EXCERPT PROVIDED:

────

Fabio Lebran

Personal information
- Date of birth: 12 January 1987 (age 38)
- Place of birth: Camposampiero, Italy
- Height: 1.90 m (6 ft 3 in)
- Position(s): Centre back

Team information
- Current team: Treviso Academy

Youth career
- 000?–2003: Montebelluna
- 2002–2003: → Parma (loan)
- 2003–2005: Parma

Senior career*
- Years: Team / Apps / (Gls)
- 2005–2013: Parma / 0 / (0)
- 2005–2007: → Carrarese (loan) / 17 / (0)
- 2007–2008: → Carpenedolo (loan) / 33 / (0)
- 2008–2009: → Venezia (loan) / 28 / (1)
- 2009–2010: → Rimini (loan) / 27 / (1)
- 2010–2012: → AlbinoLeffe (loan) / 31 / (1)
- 2012–2013: → Perugia (loan) / 12 / (1)
- 2013–2015: Crotone / 0 / (0)
- 2013–2014: → Gorica (loan) / 1 / (0)
- 2014: → SPAL (loan) / 13 / (1)
- 2014–2015: → Como (loan) / 23 / (0)
- 2015–2016: Savona / 25 / (0)
- 2016–2017: Campodarsego / 24 / (0)
- 2017–2019: Darfo Boario
- 2019–: Treviso Academy / ´

= Fabio Lebran =

Italian footballer

Fabio Lebran (born 12 January 1987) is an Italian professional footballer who plays as a centre back for Treviso Academy.

────

DATASET EXTRACT:

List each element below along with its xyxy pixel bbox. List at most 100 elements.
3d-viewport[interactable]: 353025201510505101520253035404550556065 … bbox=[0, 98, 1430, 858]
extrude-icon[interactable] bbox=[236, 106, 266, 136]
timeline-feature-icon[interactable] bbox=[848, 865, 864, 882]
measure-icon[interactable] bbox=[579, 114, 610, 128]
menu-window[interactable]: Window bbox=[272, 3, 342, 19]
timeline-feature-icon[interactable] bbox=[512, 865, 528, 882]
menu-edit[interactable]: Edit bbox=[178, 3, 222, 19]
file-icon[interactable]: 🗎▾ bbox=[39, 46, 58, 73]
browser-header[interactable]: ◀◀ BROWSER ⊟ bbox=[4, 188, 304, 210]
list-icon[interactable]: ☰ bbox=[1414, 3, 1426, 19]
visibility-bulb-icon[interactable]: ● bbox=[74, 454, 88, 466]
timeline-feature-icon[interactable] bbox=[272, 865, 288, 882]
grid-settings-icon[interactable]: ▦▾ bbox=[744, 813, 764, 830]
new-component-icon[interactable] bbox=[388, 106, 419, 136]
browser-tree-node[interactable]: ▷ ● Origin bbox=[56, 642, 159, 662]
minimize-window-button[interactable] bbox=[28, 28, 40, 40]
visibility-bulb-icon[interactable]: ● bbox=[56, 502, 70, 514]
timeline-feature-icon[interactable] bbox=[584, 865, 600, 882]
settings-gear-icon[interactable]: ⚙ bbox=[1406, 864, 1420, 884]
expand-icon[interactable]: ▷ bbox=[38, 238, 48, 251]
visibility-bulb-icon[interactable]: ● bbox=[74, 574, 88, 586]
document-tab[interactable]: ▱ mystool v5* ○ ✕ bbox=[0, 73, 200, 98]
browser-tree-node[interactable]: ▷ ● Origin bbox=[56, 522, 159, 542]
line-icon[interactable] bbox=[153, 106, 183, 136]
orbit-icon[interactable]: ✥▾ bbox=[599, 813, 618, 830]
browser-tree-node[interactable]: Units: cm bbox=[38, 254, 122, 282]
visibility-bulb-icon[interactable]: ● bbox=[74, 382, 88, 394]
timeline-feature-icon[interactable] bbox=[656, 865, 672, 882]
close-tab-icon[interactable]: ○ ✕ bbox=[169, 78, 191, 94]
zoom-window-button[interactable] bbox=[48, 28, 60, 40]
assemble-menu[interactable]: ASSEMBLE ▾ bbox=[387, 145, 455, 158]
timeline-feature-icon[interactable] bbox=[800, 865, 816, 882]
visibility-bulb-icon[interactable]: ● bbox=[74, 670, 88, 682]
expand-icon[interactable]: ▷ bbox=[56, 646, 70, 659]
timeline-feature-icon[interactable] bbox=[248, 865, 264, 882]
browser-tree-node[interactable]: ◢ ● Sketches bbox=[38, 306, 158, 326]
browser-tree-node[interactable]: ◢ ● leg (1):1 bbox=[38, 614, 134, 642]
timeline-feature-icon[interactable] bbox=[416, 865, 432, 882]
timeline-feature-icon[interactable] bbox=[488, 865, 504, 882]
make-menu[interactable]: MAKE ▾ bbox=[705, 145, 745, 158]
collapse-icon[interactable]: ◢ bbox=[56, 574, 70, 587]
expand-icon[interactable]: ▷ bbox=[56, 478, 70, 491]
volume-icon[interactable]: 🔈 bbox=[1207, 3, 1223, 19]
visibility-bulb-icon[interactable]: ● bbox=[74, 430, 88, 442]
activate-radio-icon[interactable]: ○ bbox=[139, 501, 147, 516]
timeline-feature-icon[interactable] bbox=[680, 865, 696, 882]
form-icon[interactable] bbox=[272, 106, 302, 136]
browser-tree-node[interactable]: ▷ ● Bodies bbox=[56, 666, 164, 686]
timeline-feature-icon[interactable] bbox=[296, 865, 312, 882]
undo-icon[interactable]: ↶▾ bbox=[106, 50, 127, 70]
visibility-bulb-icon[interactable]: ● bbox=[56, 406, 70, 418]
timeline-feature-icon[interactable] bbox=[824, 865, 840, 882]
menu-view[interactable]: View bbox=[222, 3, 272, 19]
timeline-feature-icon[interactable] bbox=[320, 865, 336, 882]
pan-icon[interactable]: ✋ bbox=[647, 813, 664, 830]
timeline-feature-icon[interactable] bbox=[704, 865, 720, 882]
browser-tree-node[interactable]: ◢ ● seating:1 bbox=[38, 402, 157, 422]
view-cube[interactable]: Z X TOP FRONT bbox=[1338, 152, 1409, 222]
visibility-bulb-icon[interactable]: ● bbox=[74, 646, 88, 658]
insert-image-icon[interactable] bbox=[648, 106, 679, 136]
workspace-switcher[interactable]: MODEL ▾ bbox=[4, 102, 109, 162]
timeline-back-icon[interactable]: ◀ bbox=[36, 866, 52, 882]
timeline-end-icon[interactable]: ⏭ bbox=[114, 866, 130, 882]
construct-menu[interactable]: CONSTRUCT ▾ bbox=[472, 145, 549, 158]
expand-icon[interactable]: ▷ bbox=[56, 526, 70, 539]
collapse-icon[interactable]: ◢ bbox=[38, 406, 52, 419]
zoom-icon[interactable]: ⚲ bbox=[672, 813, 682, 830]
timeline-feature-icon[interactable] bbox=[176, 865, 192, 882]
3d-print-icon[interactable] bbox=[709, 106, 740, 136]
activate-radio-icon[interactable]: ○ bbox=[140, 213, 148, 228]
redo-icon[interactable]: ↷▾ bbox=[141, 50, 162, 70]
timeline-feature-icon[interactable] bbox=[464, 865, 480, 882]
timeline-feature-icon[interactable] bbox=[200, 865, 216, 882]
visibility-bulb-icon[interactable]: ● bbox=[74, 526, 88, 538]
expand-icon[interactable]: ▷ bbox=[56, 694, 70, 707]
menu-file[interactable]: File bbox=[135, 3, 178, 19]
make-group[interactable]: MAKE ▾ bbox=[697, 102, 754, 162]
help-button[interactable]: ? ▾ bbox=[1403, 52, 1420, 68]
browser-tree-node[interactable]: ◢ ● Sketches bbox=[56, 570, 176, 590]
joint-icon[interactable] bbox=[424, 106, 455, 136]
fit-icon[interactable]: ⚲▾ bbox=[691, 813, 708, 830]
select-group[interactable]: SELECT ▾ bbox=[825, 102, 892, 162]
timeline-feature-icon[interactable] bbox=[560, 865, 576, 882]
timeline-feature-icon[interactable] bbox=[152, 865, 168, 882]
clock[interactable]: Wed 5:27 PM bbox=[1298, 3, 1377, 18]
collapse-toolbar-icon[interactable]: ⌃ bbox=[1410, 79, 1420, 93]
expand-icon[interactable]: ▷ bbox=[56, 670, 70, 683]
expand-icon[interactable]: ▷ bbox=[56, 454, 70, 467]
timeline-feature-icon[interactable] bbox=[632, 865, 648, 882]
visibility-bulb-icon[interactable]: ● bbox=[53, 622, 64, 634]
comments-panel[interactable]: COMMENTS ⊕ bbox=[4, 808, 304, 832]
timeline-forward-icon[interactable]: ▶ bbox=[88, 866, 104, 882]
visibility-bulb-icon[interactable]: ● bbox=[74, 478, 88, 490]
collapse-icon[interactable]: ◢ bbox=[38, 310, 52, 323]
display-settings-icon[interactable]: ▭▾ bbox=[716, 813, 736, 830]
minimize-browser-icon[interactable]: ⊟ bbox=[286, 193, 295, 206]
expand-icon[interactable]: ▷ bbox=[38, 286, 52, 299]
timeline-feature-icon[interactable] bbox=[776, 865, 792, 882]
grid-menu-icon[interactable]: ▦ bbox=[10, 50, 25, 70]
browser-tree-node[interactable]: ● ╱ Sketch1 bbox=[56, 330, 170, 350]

────

EXERCISE REQUIREMENTS: Reproduce the Fabio Lebran profile above in full, without altering any character.

EXPECTED ANSWER:
Fabio Lebran

Personal information
- Date of birth: 12 January 1987 (age 38)
- Place of birth: Camposampiero, Italy
- Height: 1.90 m (6 ft 3 in)
- Position(s): Centre back

Team information
- Current team: Treviso Academy

Youth career
- 000?–2003: Montebelluna
- 2002–2003: → Parma (loan)
- 2003–2005: Parma

Senior career*
- Years: Team / Apps / (Gls)
- 2005–2013: Parma / 0 / (0)
- 2005–2007: → Carrarese (loan) / 17 / (0)
- 2007–2008: → Carpenedolo (loan) / 33 / (0)
- 2008–2009: → Venezia (loan) / 28 / (1)
- 2009–2010: → Rimini (loan) / 27 / (1)
- 2010–2012: → AlbinoLeffe (loan) / 31 / (1)
- 2012–2013: → Perugia (loan) / 12 / (1)
- 2013–2015: Crotone / 0 / (0)
- 2013–2014: → Gorica (loan) / 1 / (0)
- 2014: → SPAL (loan) / 13 / (1)
- 2014–2015: → Como (loan) / 23 / (0)
- 2015–2016: Savona / 25 / (0)
- 2016–2017: Campodarsego / 24 / (0)
- 2017–2019: Darfo Boario
- 2019–: Treviso Academy / ´

= Fabio Lebran =

Italian footballer

Fabio Lebran (born 12 January 1987) is an Italian professional footballer who plays as a centre back for Treviso Academy.